## Records supplied
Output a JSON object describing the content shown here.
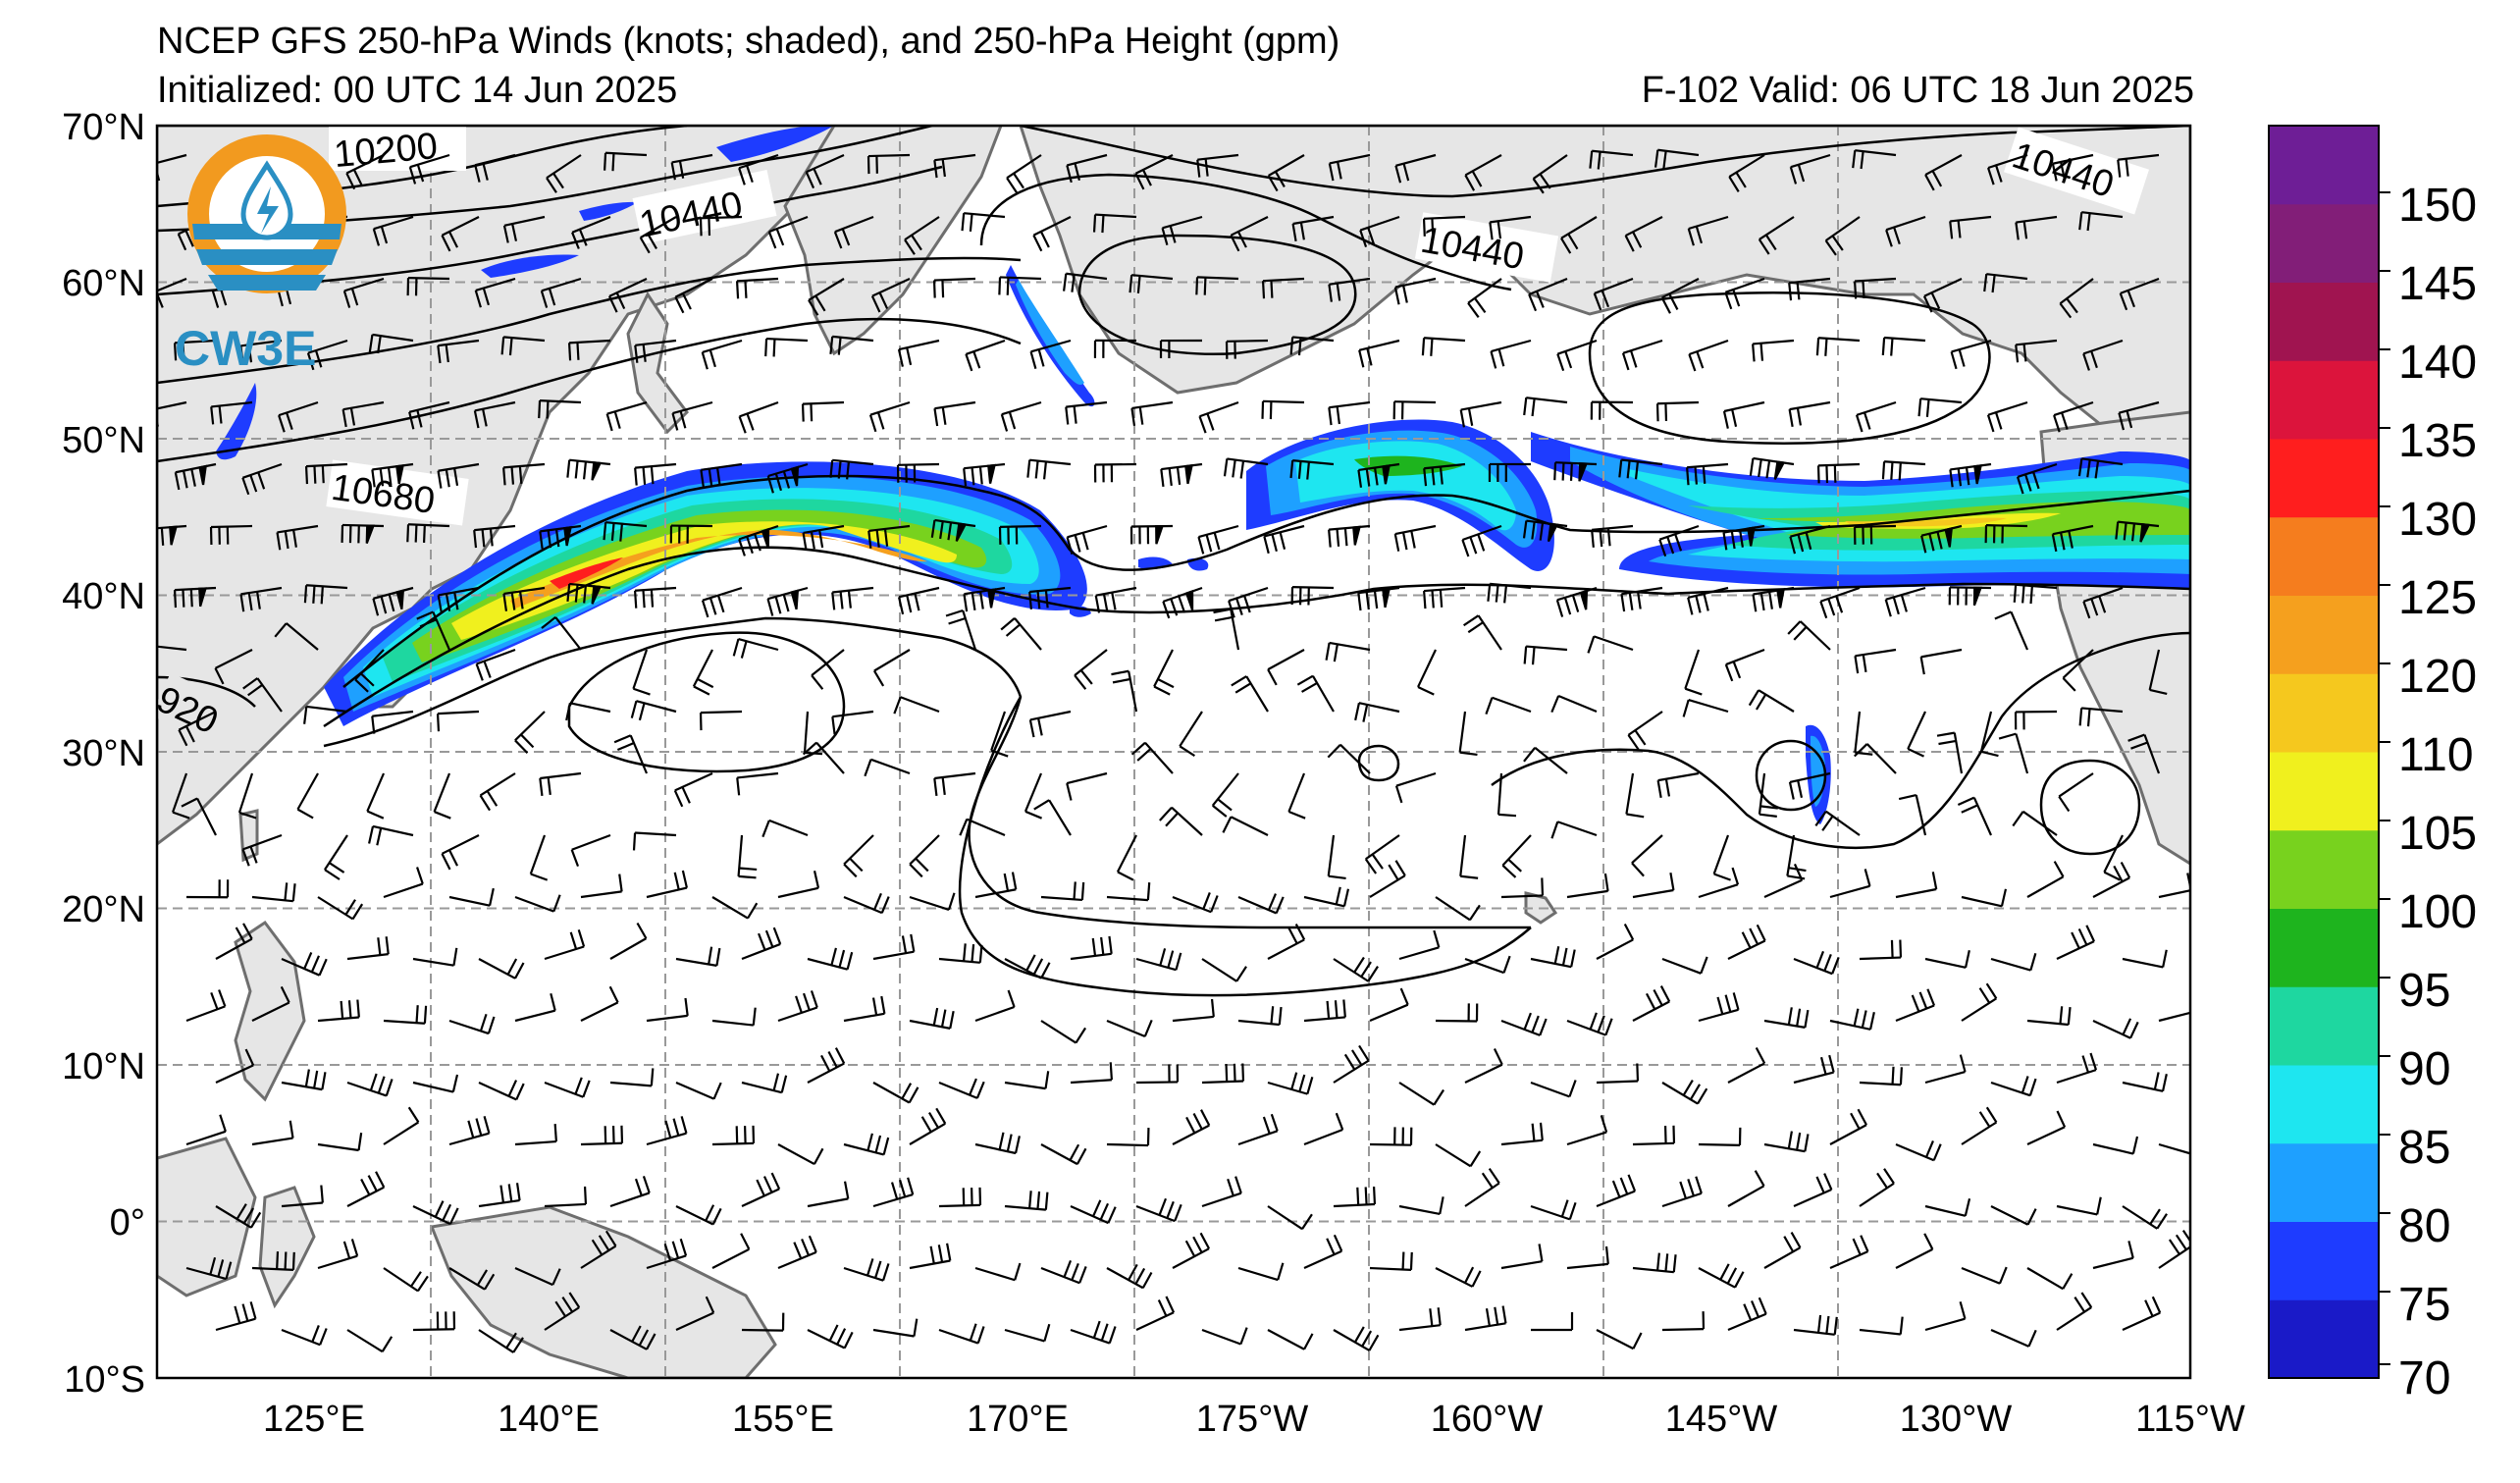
{
  "title": "NCEP GFS 250-hPa Winds (knots; shaded), and 250-hPa Height (gpm)",
  "initialized": "Initialized: 00 UTC 14 Jun 2025",
  "valid": "F-102  Valid: 06 UTC 18 Jun 2025",
  "logo": {
    "text": "CW3E",
    "ring_color": "#f29a1f",
    "wave_color": "#2a8fc3",
    "icon": "water-drop-bolt-icon"
  },
  "axes": {
    "lat_labels": [
      "70°N",
      "60°N",
      "50°N",
      "40°N",
      "30°N",
      "20°N",
      "10°N",
      "0°",
      "10°S"
    ],
    "lon_labels": [
      "125°E",
      "140°E",
      "155°E",
      "170°E",
      "175°W",
      "160°W",
      "145°W",
      "130°W",
      "115°W"
    ]
  },
  "colorbar": {
    "ticks": [
      "150",
      "145",
      "140",
      "135",
      "130",
      "125",
      "120",
      "110",
      "105",
      "100",
      "95",
      "90",
      "85",
      "80",
      "75",
      "70"
    ],
    "colors": [
      "#1a1ac8",
      "#1e3cff",
      "#1ea0ff",
      "#1ee6f0",
      "#1ed7a0",
      "#1eb41e",
      "#78d21e",
      "#f0f01e",
      "#f5c81e",
      "#f5a01e",
      "#f57d1e",
      "#ff1e1e",
      "#dc143c",
      "#a01450",
      "#821e78",
      "#6e1e96"
    ]
  },
  "contour_labels": [
    "10200",
    "10440",
    "10440",
    "10440",
    "10680",
    "920"
  ],
  "colors": {
    "land": "#e6e6e6",
    "coast": "#6e6e6e",
    "grid": "#999999",
    "contour": "#000000"
  }
}
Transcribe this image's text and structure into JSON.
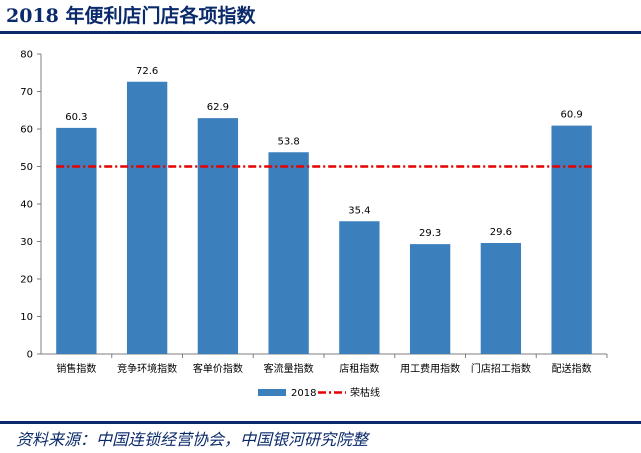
{
  "title": "2018 年便利店门店各项指数",
  "source": "资料来源：中国连锁经营协会，中国银河研究院整",
  "colors": {
    "bar": "#3b7fbd",
    "reference_line": "#e60000",
    "title": "#0b2a6b",
    "rule": "#0b2a6b"
  },
  "chart_data": {
    "type": "bar",
    "categories": [
      "销售指数",
      "竞争环境指数",
      "客单价指数",
      "客流量指数",
      "店租指数",
      "用工费用指数",
      "门店招工指数",
      "配送指数"
    ],
    "series": [
      {
        "name": "2018",
        "values": [
          60.3,
          72.6,
          62.9,
          53.8,
          35.4,
          29.3,
          29.6,
          60.9
        ]
      }
    ],
    "reference_line": {
      "name": "荣枯线",
      "value": 50,
      "style": "dash-dot"
    },
    "ylim": [
      0,
      80
    ],
    "yticks": [
      0,
      10,
      20,
      30,
      40,
      50,
      60,
      70,
      80
    ],
    "xlabel": "",
    "ylabel": "",
    "grid": false,
    "data_labels": true,
    "legend_position": "bottom"
  }
}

## Required task
Exclude the pictures and transcribe all of the entries exactly.

## Exercise solution
Output a JSON object describing the content shown here.
{
  "title": "NCEP GFS 250-hPa Winds (knots; shaded), and 250-hPa Height (gpm)",
  "initialized": "Initialized: 00 UTC 14 Jun 2025",
  "valid": "F-102  Valid: 06 UTC 18 Jun 2025",
  "logo": {
    "text": "CW3E",
    "ring_color": "#f29a1f",
    "wave_color": "#2a8fc3",
    "icon": "water-drop-bolt-icon"
  },
  "axes": {
    "lat_labels": [
      "70°N",
      "60°N",
      "50°N",
      "40°N",
      "30°N",
      "20°N",
      "10°N",
      "0°",
      "10°S"
    ],
    "lon_labels": [
      "125°E",
      "140°E",
      "155°E",
      "170°E",
      "175°W",
      "160°W",
      "145°W",
      "130°W",
      "115°W"
    ]
  },
  "colorbar": {
    "ticks": [
      "150",
      "145",
      "140",
      "135",
      "130",
      "125",
      "120",
      "110",
      "105",
      "100",
      "95",
      "90",
      "85",
      "80",
      "75",
      "70"
    ],
    "colors": [
      "#1a1ac8",
      "#1e3cff",
      "#1ea0ff",
      "#1ee6f0",
      "#1ed7a0",
      "#1eb41e",
      "#78d21e",
      "#f0f01e",
      "#f5c81e",
      "#f5a01e",
      "#f57d1e",
      "#ff1e1e",
      "#dc143c",
      "#a01450",
      "#821e78",
      "#6e1e96"
    ]
  },
  "contour_labels": [
    "10200",
    "10440",
    "10440",
    "10440",
    "10680",
    "920"
  ],
  "colors": {
    "land": "#e6e6e6",
    "coast": "#6e6e6e",
    "grid": "#999999",
    "contour": "#000000"
  }
}
Transcribe this image's text and structure into JSON.
{
  "title": "2018 年便利店门店各项指数",
  "source": "资料来源：中国连锁经营协会，中国银河研究院整",
  "colors": {
    "bar": "#3b7fbd",
    "reference_line": "#e60000",
    "title": "#0b2a6b",
    "rule": "#0b2a6b"
  },
  "chart_data": {
    "type": "bar",
    "categories": [
      "销售指数",
      "竞争环境指数",
      "客单价指数",
      "客流量指数",
      "店租指数",
      "用工费用指数",
      "门店招工指数",
      "配送指数"
    ],
    "series": [
      {
        "name": "2018",
        "values": [
          60.3,
          72.6,
          62.9,
          53.8,
          35.4,
          29.3,
          29.6,
          60.9
        ]
      }
    ],
    "reference_line": {
      "name": "荣枯线",
      "value": 50,
      "style": "dash-dot"
    },
    "ylim": [
      0,
      80
    ],
    "yticks": [
      0,
      10,
      20,
      30,
      40,
      50,
      60,
      70,
      80
    ],
    "xlabel": "",
    "ylabel": "",
    "grid": false,
    "data_labels": true,
    "legend_position": "bottom"
  }
}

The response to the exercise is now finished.